- [Goal] Your task is to gather the lines below that hold the string "Idea".

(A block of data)
— BEGIN —

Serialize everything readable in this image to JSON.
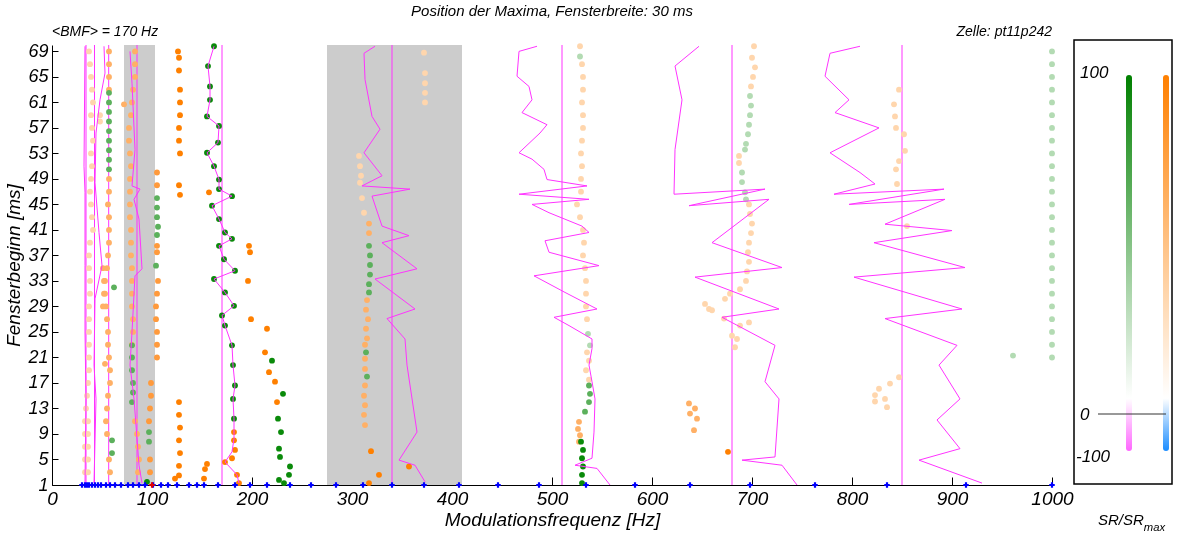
{
  "chart_data": {
    "type": "scatter",
    "title": "Position der Maxima, Fensterbreite: 30 ms",
    "xlabel": "Modulationsfrequenz [Hz]",
    "ylabel": "Fensterbeginn [ms]",
    "annotations": [
      "<BMF> = 170 Hz",
      "Zelle: pt11p242",
      "100",
      "0",
      "-100",
      "SR/SR$_{max}$"
    ],
    "xlim": [
      0,
      1000
    ],
    "ylim": [
      1,
      70
    ],
    "xticks": [
      0,
      100,
      200,
      300,
      400,
      500,
      600,
      700,
      800,
      900,
      1000
    ],
    "yticks": [
      1,
      5,
      9,
      13,
      17,
      21,
      25,
      29,
      33,
      37,
      41,
      45,
      49,
      53,
      57,
      61,
      65,
      69
    ],
    "bands": [
      {
        "axis": "x",
        "from": 72,
        "to": 103,
        "color": "#cccccc"
      },
      {
        "axis": "x",
        "from": 275,
        "to": 410,
        "color": "#cccccc"
      }
    ],
    "ref_lines": [
      {
        "axis": "x",
        "value": 34,
        "color": "#ff33ff"
      },
      {
        "axis": "x",
        "value": 42.5,
        "color": "#ff33ff"
      },
      {
        "axis": "x",
        "value": 56.7,
        "color": "#ff33ff"
      },
      {
        "axis": "x",
        "value": 85,
        "color": "#ff33ff"
      },
      {
        "axis": "x",
        "value": 170,
        "color": "#ff33ff"
      },
      {
        "axis": "x",
        "value": 340,
        "color": "#ff33ff"
      },
      {
        "axis": "x",
        "value": 510,
        "color": "#ff33ff"
      },
      {
        "axis": "x",
        "value": 680,
        "color": "#ff33ff"
      },
      {
        "axis": "x",
        "value": 850,
        "color": "#ff33ff"
      }
    ],
    "series": [
      {
        "marker": "circle",
        "color": "#ffd6ad",
        "x": [
          37,
          38,
          39,
          40,
          41,
          39,
          40,
          41,
          39,
          40,
          39,
          38,
          39,
          40,
          41,
          38,
          37,
          37,
          38,
          38,
          37,
          37,
          37,
          37,
          37,
          37,
          36,
          35,
          34,
          33,
          33,
          33,
          33,
          33,
          36,
          36,
          36,
          36,
          36,
          48,
          48,
          307,
          308,
          309,
          308,
          310,
          312,
          372,
          373,
          373,
          373,
          373,
          528,
          530,
          531,
          531,
          530,
          531,
          531,
          530,
          529,
          530,
          529,
          529,
          525,
          528,
          531,
          532,
          531,
          533,
          534,
          534,
          534,
          535,
          535,
          537,
          534,
          537,
          702,
          700,
          703,
          701,
          699,
          687,
          687,
          697,
          698,
          700,
          699,
          697,
          696,
          697,
          695,
          694,
          688,
          678,
          673,
          653,
          657,
          660,
          672,
          697,
          688,
          680,
          685,
          683,
          847,
          842,
          843,
          844,
          852,
          853,
          847,
          844,
          845,
          855,
          847,
          838,
          827,
          823,
          833,
          823,
          835
        ],
        "values": [
          69,
          67,
          65,
          63,
          61,
          59,
          57,
          55,
          53,
          51,
          49,
          47,
          45,
          43,
          41,
          39,
          37,
          35,
          33,
          31,
          29,
          27,
          25,
          23,
          21,
          19,
          17,
          15,
          13,
          11,
          9,
          7,
          5,
          3,
          11,
          9,
          7,
          5,
          3,
          59,
          58,
          52.6,
          51,
          49.5,
          48.4,
          46,
          43.7,
          68.8,
          65.6,
          64,
          62.5,
          61,
          69.8,
          67,
          65,
          63,
          61,
          59,
          57,
          55,
          53,
          51,
          49,
          47,
          45,
          43,
          41,
          39,
          37,
          35,
          33,
          31,
          29,
          27,
          21.8,
          20.5,
          19,
          17.5,
          69.8,
          68,
          66.5,
          65,
          63.5,
          52.6,
          51.5,
          45,
          43.5,
          42,
          40.5,
          39,
          37.5,
          36,
          34.5,
          33,
          31.7,
          31,
          30.2,
          29.4,
          28.6,
          28.4,
          27.1,
          26.5,
          26,
          24.4,
          23.9,
          22.6,
          63,
          60.7,
          58.8,
          57,
          56,
          53.4,
          51.8,
          50.5,
          48.2,
          41.6,
          17.9,
          16.9,
          16.1,
          15.1,
          14.5,
          14.1,
          13.2
        ]
      },
      {
        "marker": "circle",
        "color": "#ffb066",
        "x": [
          51,
          52,
          52,
          51,
          53,
          57,
          57,
          57,
          57,
          57,
          57,
          56,
          57,
          57,
          57,
          56,
          55,
          53,
          53,
          54,
          55,
          56,
          56,
          57,
          58,
          58,
          56,
          55,
          54,
          55,
          57,
          58,
          83,
          83,
          83,
          81,
          80,
          79,
          77,
          77,
          78,
          79,
          78,
          78,
          78,
          78,
          79,
          79,
          79,
          80,
          80,
          80,
          80,
          81,
          81,
          80,
          83,
          85,
          86,
          87,
          86,
          72,
          317,
          317,
          315,
          314,
          316,
          314,
          315,
          313,
          313,
          313,
          313,
          312,
          313,
          312,
          313,
          527,
          526,
          528,
          527,
          637,
          643,
          638,
          645,
          642
        ],
        "values": [
          35,
          33,
          31,
          29,
          20,
          69,
          67,
          65,
          63,
          49,
          47,
          45,
          43,
          41,
          39,
          37,
          35,
          33,
          31,
          29,
          27,
          25,
          23,
          21,
          19,
          17,
          15,
          13,
          11,
          9,
          5,
          3,
          69,
          67,
          65,
          63,
          61,
          59,
          57,
          55,
          53,
          51,
          49,
          47,
          45,
          43,
          41,
          39,
          37,
          35,
          33,
          31,
          29,
          27,
          25,
          23,
          11,
          9,
          7,
          5,
          3,
          60.7,
          42,
          40.5,
          30,
          28.5,
          27,
          25.5,
          24,
          23,
          20.8,
          19.2,
          16.6,
          15,
          13.5,
          12,
          10.4,
          10.9,
          9.8,
          8.8,
          7.8,
          13.8,
          13,
          12.2,
          11.4,
          9.6
        ]
      },
      {
        "marker": "circle",
        "color": "#ff9a3c",
        "x": [
          105,
          105,
          105,
          105,
          106,
          105,
          104,
          104,
          105,
          105,
          105,
          99,
          99,
          98,
          97,
          98,
          98
        ],
        "values": [
          50,
          48,
          38.5,
          37.5,
          33,
          31,
          29,
          27,
          25,
          23,
          21,
          17,
          15,
          13,
          11,
          5,
          3
        ]
      },
      {
        "marker": "circle",
        "color": "#ff8000",
        "x": [
          126,
          127,
          127,
          128,
          128,
          128,
          127,
          127,
          128,
          127,
          128,
          127,
          127,
          128,
          127,
          128,
          127,
          127,
          123,
          153,
          152,
          155,
          157,
          182,
          182,
          183,
          180,
          173,
          185,
          187,
          197,
          198,
          196,
          199,
          215,
          213,
          217,
          223,
          225,
          319,
          357,
          327,
          317,
          676
        ],
        "values": [
          69,
          68,
          66,
          63,
          61,
          59,
          57,
          55,
          53,
          48,
          46.5,
          14,
          12,
          10,
          8,
          6,
          4,
          2.5,
          2,
          3.5,
          2,
          4.3,
          46.9,
          9.3,
          8,
          6.5,
          5.2,
          4.6,
          2.6,
          1.3,
          38.5,
          37.5,
          33,
          27,
          25.5,
          21.8,
          18.7,
          17.2,
          14,
          6.3,
          3.9,
          2.6,
          1.3,
          6.2
        ]
      },
      {
        "marker": "circle",
        "color": "#b3dbb3",
        "x": [
          536,
          538,
          528,
          698,
          699,
          698,
          697,
          696,
          694,
          693,
          690,
          690,
          693,
          694,
          961,
          1000,
          1000,
          1000,
          1000,
          1000,
          1000,
          1000,
          1000,
          1000,
          1000,
          1000,
          1000,
          1000,
          1000,
          1000,
          1000,
          1000,
          1000,
          1000,
          1000,
          1000,
          1000,
          1000,
          1000,
          1000
        ],
        "values": [
          24.7,
          22.9,
          68.2,
          62,
          60.5,
          59,
          57.5,
          56,
          54.5,
          53.6,
          50,
          48.5,
          46.9,
          45.8,
          21.3,
          21,
          23,
          25,
          27,
          29,
          31,
          33,
          35,
          37,
          39,
          41,
          43,
          45,
          47,
          49,
          51,
          53,
          55,
          57,
          59,
          61,
          63,
          65,
          67,
          69
        ]
      },
      {
        "marker": "circle",
        "color": "#5cb05c",
        "x": [
          533,
          537,
          538,
          537,
          57,
          57,
          57,
          57,
          57,
          57,
          57,
          57,
          57,
          60,
          60,
          62,
          80,
          80,
          80,
          81,
          81,
          80,
          105,
          105,
          105,
          106,
          105,
          104,
          97,
          97,
          317,
          318,
          318,
          318,
          317,
          317,
          314,
          315
        ],
        "values": [
          12.5,
          16.6,
          15.3,
          14,
          62.5,
          61,
          59.5,
          58,
          56.5,
          55,
          53.5,
          52,
          50.5,
          8,
          6,
          32,
          22.9,
          21,
          19,
          17,
          15.5,
          14,
          46,
          44.5,
          43,
          41.5,
          40.2,
          35.4,
          9.3,
          7.8,
          38.5,
          37,
          35.5,
          34,
          32.5,
          31.2,
          21.8,
          18
        ]
      },
      {
        "marker": "circle",
        "color": "#0a8a0a",
        "x": [
          162,
          156,
          158,
          158,
          155,
          167,
          166,
          155,
          162,
          167,
          167,
          180,
          160,
          167,
          173,
          180,
          167,
          172,
          183,
          162,
          173,
          182,
          170,
          173,
          180,
          181,
          183,
          181,
          182,
          220,
          231,
          226,
          229,
          227,
          228,
          238,
          237,
          227,
          232,
          529,
          531,
          530,
          531,
          530,
          530,
          95
        ],
        "values": [
          69.8,
          66.7,
          63.5,
          61.4,
          58.8,
          57.3,
          54.7,
          53.1,
          51,
          48.9,
          47.4,
          46.3,
          44.8,
          42.7,
          40.6,
          39.6,
          38.5,
          36.4,
          34.6,
          33.3,
          31.2,
          29.1,
          27.6,
          26,
          22.9,
          19.8,
          16.6,
          14.5,
          11.4,
          20.5,
          15.3,
          11.4,
          9.3,
          6.7,
          5.4,
          3.9,
          2.6,
          1.8,
          1.3,
          7.8,
          6.5,
          5.2,
          3.9,
          2.6,
          1.3,
          1.5
        ]
      },
      {
        "type": "line",
        "color": "#ff33ff",
        "x": [
          33,
          32,
          33,
          33,
          33,
          34,
          33
        ],
        "values": [
          69.8,
          51,
          46.9,
          35.4,
          25,
          14.5,
          1.3
        ]
      },
      {
        "type": "line",
        "color": "#ff33ff",
        "x": [
          52,
          53,
          48,
          44,
          43,
          47,
          50,
          43,
          42,
          44,
          42
        ],
        "values": [
          69.8,
          65.6,
          61.4,
          56.2,
          48.4,
          40.6,
          35.4,
          30.2,
          19.8,
          14.5,
          1.3
        ]
      },
      {
        "type": "line",
        "color": "#ff33ff",
        "x": [
          78,
          80,
          83,
          80,
          88,
          82,
          87,
          90,
          83,
          80,
          78,
          82,
          87,
          90
        ],
        "values": [
          69,
          64,
          53.6,
          47.9,
          47.4,
          45.8,
          42.7,
          34.9,
          33.8,
          25,
          19.8,
          14.5,
          4.1,
          1.3
        ]
      },
      {
        "type": "line",
        "color": "#ff33ff",
        "x": [
          162,
          156,
          158,
          158,
          155,
          167,
          166,
          155,
          162,
          167,
          167,
          180,
          160,
          167,
          173,
          180,
          167,
          172,
          183,
          162,
          173,
          182,
          170,
          173,
          180,
          181,
          183,
          181,
          182,
          182,
          180,
          173,
          185,
          187
        ],
        "values": [
          69.8,
          66.7,
          63.5,
          61.4,
          58.8,
          57.3,
          54.7,
          53.1,
          51,
          48.9,
          47.4,
          46.3,
          44.8,
          42.7,
          40.6,
          39.6,
          38.5,
          36.4,
          34.6,
          33.3,
          31.2,
          29.1,
          27.6,
          26,
          22.9,
          19.8,
          16.6,
          14.5,
          11.4,
          8.3,
          6.2,
          4.6,
          2.6,
          1.3
        ]
      },
      {
        "type": "line",
        "color": "#ff33ff",
        "x": [
          323,
          312,
          313,
          320,
          328,
          312,
          330,
          310,
          358,
          320,
          330,
          357,
          330,
          365,
          323,
          363,
          335,
          353,
          355,
          365,
          347,
          363,
          373
        ],
        "values": [
          69.8,
          68.7,
          64.6,
          58.8,
          56.8,
          53.1,
          49.5,
          47.9,
          47.4,
          46.3,
          41.6,
          40.1,
          39,
          34.9,
          33.3,
          28.6,
          27.1,
          23.9,
          19.8,
          9.3,
          4.9,
          4.1,
          1.5
        ]
      },
      {
        "type": "line",
        "color": "#ff33ff",
        "x": [
          485,
          467,
          465,
          477,
          480,
          470,
          495,
          488,
          467,
          480,
          492,
          495,
          535,
          467,
          537,
          480,
          497,
          530,
          537,
          493,
          497,
          547,
          482,
          513,
          545,
          502,
          517,
          540,
          540,
          537,
          540,
          543,
          542,
          540,
          523,
          545,
          558
        ],
        "values": [
          69.8,
          69,
          65.1,
          63.5,
          61.4,
          59.4,
          57.5,
          56.2,
          53.1,
          52.1,
          50.5,
          48.9,
          47.9,
          46.6,
          45.8,
          45,
          43.7,
          41.6,
          40.6,
          39.3,
          37.5,
          35.4,
          33.8,
          31.2,
          28.6,
          27.3,
          26,
          23.9,
          22.4,
          19.8,
          17.2,
          14.5,
          9.3,
          5.2,
          4.1,
          3.6,
          1
        ]
      },
      {
        "type": "line",
        "color": "#ff33ff",
        "x": [
          647,
          623,
          630,
          623,
          622,
          713,
          637,
          717,
          660,
          730,
          643,
          727,
          670,
          723,
          713,
          727,
          723,
          690,
          730,
          745
        ],
        "values": [
          69.8,
          66.7,
          61.4,
          53.6,
          46.6,
          47.4,
          44.8,
          45.8,
          39,
          35.1,
          33.6,
          28.6,
          27.3,
          22.9,
          17.2,
          14.5,
          5.4,
          4.9,
          4.1,
          1
        ]
      },
      {
        "type": "line",
        "color": "#ff33ff",
        "x": [
          808,
          778,
          773,
          797,
          783,
          827,
          778,
          808,
          823,
          782,
          892,
          797,
          893,
          833,
          900,
          822,
          913,
          802,
          910,
          833,
          905,
          887,
          908,
          885,
          908,
          867,
          930
        ],
        "values": [
          69.8,
          68.7,
          65.1,
          61.4,
          59.4,
          57,
          53.1,
          50,
          48.2,
          46.6,
          47.4,
          45,
          45.8,
          41.9,
          40.9,
          39,
          35.1,
          33.6,
          28.6,
          27.1,
          22.9,
          19.8,
          14.5,
          11.2,
          6.7,
          4.9,
          1.3
        ]
      },
      {
        "marker": "cross",
        "color": "#0000ff",
        "x": [
          30,
          33,
          35,
          37,
          40,
          43,
          46,
          49,
          54,
          58,
          63,
          69,
          76,
          81,
          87,
          93,
          101,
          109,
          116,
          125,
          137,
          145,
          152,
          166,
          183,
          198,
          215,
          238,
          259,
          284,
          311,
          340,
          372,
          407,
          446,
          487,
          534,
          583,
          638,
          698,
          763,
          835,
          914,
          1000
        ],
        "values": [
          1,
          1,
          1,
          1,
          1,
          1,
          1,
          1,
          1,
          1,
          1,
          1,
          1,
          1,
          1,
          1,
          1,
          1,
          1,
          1,
          1,
          1,
          1,
          1,
          1,
          1,
          1,
          1,
          1,
          1,
          1,
          1,
          1,
          1,
          1,
          1,
          1,
          1,
          1,
          1,
          1,
          1,
          1,
          1
        ]
      },
      {
        "marker": "cross",
        "color": "#e00000",
        "x": [
          100
        ],
        "values": [
          1
        ]
      }
    ]
  }
}
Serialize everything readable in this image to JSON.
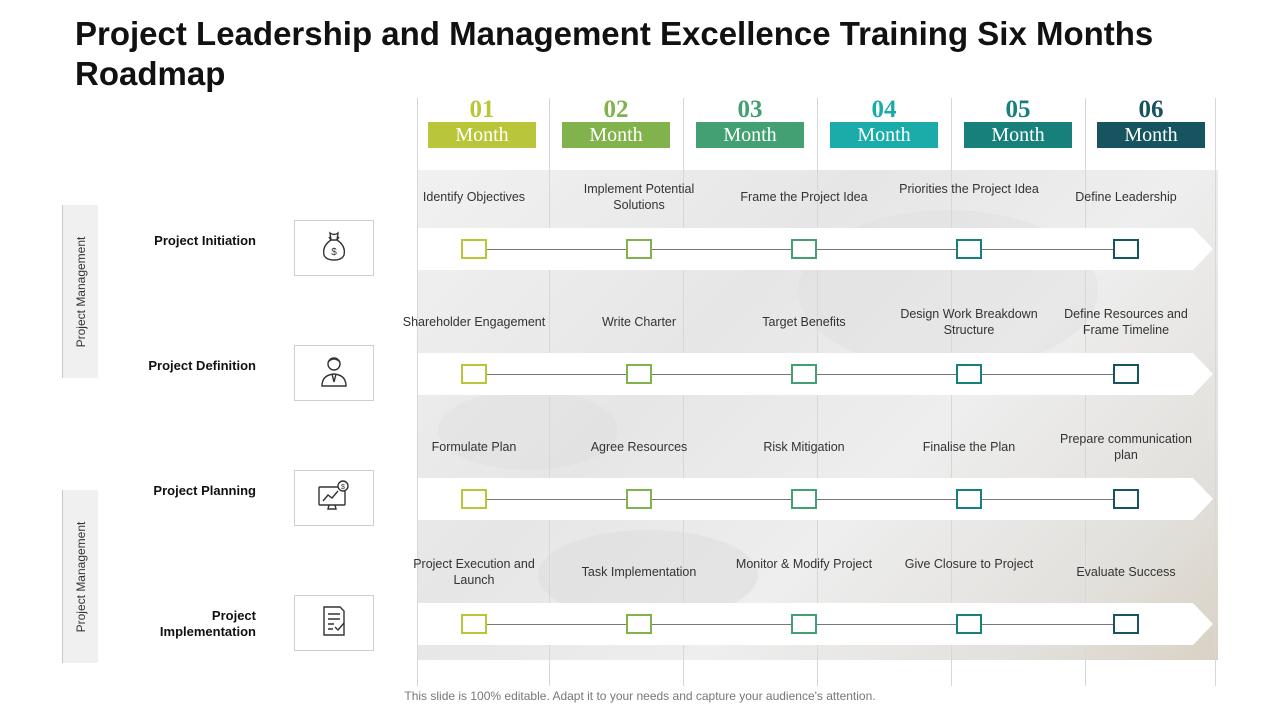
{
  "title": "Project Leadership and Management Excellence Training Six Months Roadmap",
  "colors": {
    "m1": "#b9c63a",
    "m2": "#82b24c",
    "m3": "#43a072",
    "m4": "#1bacaa",
    "m5": "#17807b",
    "m6": "#16555f"
  },
  "months": [
    {
      "num": "01",
      "label": "Month"
    },
    {
      "num": "02",
      "label": "Month"
    },
    {
      "num": "03",
      "label": "Month"
    },
    {
      "num": "04",
      "label": "Month"
    },
    {
      "num": "05",
      "label": "Month"
    },
    {
      "num": "06",
      "label": "Month"
    }
  ],
  "side_tabs": [
    "Project Management",
    "Project Management"
  ],
  "rows": [
    {
      "label": "Project Initiation",
      "icon": "money-bag-icon",
      "tasks": [
        "Identify Objectives",
        "Implement Potential Solutions",
        "Frame the Project Idea",
        "Priorities the Project Idea",
        "Define Leadership"
      ]
    },
    {
      "label": "Project Definition",
      "icon": "businessman-icon",
      "tasks": [
        "Shareholder Engagement",
        "Write Charter",
        "Target Benefits",
        "Design Work Breakdown Structure",
        "Define Resources and Frame Timeline"
      ]
    },
    {
      "label": "Project Planning",
      "icon": "monitor-chart-icon",
      "tasks": [
        "Formulate Plan",
        "Agree Resources",
        "Risk Mitigation",
        "Finalise the Plan",
        "Prepare communication plan"
      ]
    },
    {
      "label": "Project Implementation",
      "icon": "checklist-document-icon",
      "tasks": [
        "Project Execution and Launch",
        "Task Implementation",
        "Monitor & Modify Project",
        "Give Closure to Project",
        "Evaluate Success"
      ]
    }
  ],
  "footer": "This slide is 100% editable. Adapt it to your needs and capture your audience's attention."
}
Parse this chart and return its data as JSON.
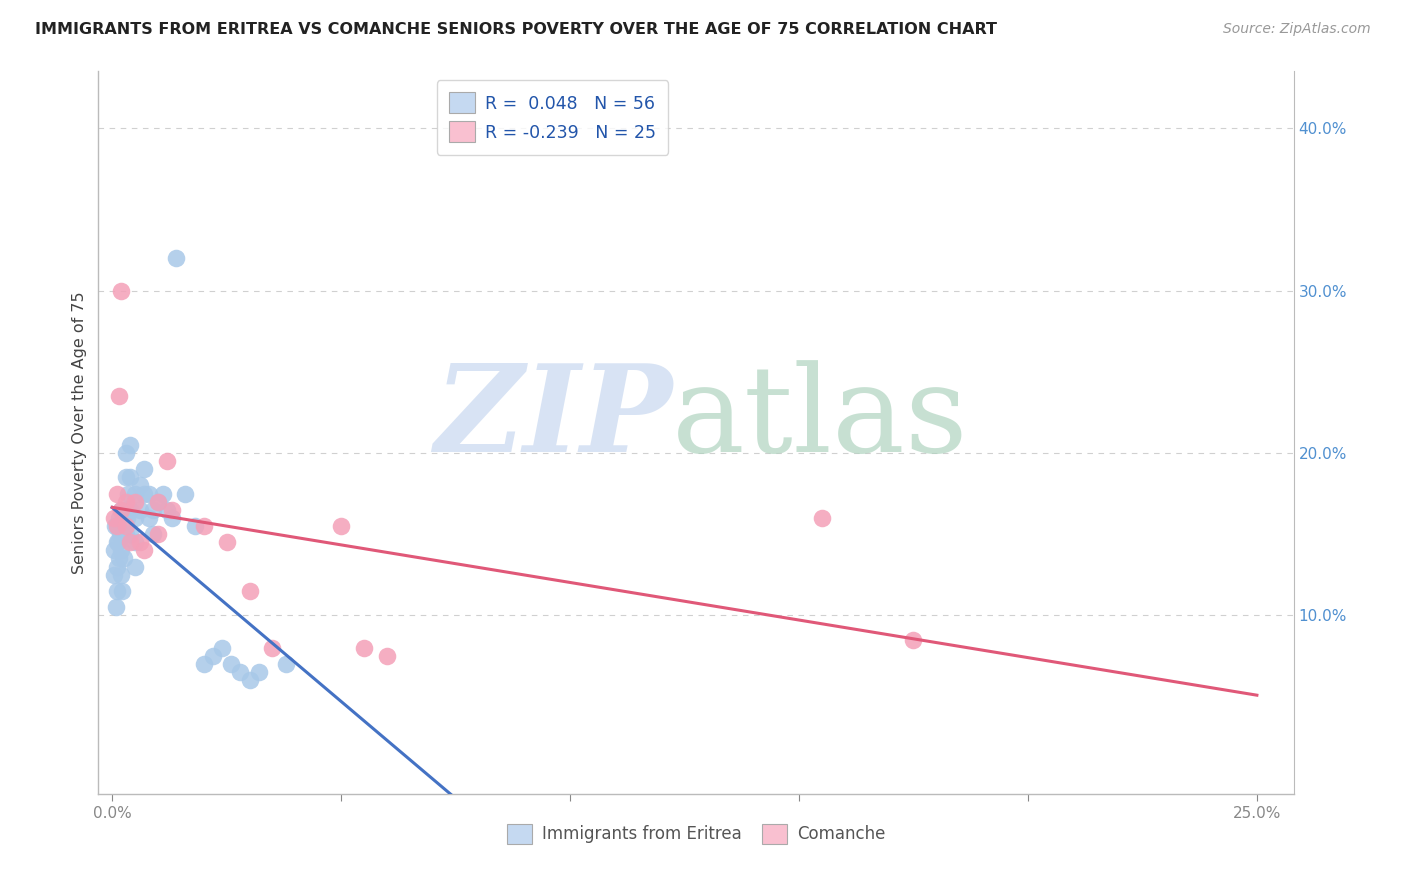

— END —

- [Exercise result]
        "Frame the Project Idea",
        "Priorities the Project Idea",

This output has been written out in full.